_Exercise_: Whenever a line below holds the word "ylabel", copy that line.

_Records for the exercise_:
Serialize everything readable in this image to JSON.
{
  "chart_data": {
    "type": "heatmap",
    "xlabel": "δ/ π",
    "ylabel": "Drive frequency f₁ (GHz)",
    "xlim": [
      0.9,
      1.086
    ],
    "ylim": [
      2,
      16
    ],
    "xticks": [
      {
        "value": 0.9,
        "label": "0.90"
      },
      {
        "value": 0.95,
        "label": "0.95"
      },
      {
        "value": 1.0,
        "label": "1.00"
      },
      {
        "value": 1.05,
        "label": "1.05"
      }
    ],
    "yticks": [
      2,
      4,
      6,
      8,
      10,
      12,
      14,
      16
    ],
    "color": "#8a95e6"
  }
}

==

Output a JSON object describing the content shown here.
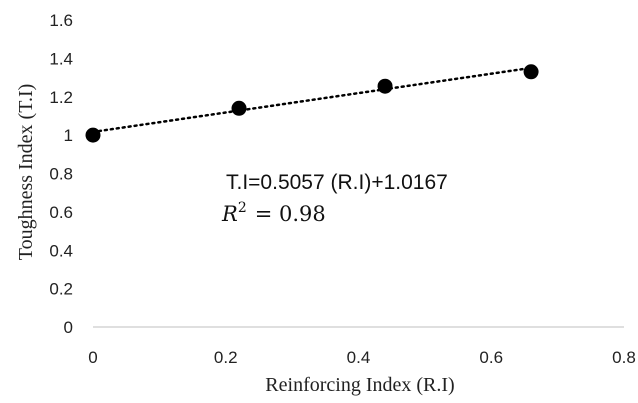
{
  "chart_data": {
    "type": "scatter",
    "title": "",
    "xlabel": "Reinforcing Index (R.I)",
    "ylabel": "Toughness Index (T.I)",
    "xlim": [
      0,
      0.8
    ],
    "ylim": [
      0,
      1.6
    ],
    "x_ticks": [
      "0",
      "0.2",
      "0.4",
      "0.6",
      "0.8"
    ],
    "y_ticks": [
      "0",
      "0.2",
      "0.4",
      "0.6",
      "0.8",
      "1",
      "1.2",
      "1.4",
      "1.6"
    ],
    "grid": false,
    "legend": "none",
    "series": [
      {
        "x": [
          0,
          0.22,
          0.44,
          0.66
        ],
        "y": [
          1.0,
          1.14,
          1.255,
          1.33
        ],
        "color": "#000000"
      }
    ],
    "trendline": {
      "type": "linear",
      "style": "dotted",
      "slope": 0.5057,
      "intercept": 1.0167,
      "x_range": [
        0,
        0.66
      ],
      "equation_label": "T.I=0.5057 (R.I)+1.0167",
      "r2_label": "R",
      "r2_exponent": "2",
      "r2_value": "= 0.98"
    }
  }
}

_Result of the task_:
    "ylabel": "Drive frequency f₁ (GHz)",
    "ylabel": "Toughness Index (T.I)",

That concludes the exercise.